··· Data entries ···
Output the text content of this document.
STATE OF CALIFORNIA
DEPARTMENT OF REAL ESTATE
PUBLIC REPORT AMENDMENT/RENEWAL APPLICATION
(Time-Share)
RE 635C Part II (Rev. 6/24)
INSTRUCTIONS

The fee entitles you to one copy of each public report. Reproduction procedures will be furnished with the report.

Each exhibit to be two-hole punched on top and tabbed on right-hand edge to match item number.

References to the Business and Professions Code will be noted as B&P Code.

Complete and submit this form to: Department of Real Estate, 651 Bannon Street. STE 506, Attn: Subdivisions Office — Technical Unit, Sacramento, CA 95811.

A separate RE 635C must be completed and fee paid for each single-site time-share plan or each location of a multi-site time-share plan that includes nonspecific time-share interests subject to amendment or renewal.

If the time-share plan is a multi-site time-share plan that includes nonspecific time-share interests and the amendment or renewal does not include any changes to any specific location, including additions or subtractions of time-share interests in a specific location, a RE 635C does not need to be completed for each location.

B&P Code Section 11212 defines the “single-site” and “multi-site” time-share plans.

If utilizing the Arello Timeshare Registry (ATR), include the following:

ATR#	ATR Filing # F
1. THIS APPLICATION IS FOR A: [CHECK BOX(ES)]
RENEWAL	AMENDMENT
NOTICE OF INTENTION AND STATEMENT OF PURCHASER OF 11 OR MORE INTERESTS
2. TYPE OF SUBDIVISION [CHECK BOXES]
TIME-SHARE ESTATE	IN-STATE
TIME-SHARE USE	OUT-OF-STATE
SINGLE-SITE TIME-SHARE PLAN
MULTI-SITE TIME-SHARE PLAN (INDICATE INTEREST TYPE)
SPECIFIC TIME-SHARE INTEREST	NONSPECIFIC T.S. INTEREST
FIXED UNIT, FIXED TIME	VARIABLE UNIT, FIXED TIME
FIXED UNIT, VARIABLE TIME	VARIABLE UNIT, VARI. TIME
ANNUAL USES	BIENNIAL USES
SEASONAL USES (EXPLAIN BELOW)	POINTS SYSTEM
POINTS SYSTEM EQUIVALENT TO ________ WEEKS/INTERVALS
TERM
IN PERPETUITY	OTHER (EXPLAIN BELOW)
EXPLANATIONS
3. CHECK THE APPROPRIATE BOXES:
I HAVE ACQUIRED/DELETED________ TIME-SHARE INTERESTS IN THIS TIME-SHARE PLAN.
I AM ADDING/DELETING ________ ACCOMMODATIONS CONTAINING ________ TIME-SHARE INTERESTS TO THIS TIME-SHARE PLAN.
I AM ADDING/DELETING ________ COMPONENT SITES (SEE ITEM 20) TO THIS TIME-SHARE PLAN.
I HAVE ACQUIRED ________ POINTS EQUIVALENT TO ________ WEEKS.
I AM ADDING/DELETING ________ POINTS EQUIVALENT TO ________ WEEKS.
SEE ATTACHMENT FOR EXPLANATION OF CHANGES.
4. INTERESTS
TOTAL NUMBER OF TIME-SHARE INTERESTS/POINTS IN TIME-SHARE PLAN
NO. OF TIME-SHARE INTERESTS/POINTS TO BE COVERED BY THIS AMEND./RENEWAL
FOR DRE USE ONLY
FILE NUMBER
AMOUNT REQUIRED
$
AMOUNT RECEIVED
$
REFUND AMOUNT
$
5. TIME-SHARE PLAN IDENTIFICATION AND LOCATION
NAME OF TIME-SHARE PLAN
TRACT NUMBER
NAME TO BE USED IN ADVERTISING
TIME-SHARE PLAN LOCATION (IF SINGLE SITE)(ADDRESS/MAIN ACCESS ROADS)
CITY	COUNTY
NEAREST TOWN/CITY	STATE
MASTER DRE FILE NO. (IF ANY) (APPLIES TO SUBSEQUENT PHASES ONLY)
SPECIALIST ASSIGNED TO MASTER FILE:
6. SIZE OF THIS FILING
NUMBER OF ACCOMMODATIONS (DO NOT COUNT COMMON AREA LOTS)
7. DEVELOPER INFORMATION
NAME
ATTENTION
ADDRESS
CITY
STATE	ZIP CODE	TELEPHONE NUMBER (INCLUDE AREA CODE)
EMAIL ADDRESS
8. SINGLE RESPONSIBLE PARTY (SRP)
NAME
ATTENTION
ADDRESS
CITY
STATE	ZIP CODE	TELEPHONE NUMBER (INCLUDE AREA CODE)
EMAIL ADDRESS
···
Extract all lines that hold the word "NAME".

_Finished answer_
NAME OF TIME-SHARE PLAN
NAME TO BE USED IN ADVERTISING
NAME
NAME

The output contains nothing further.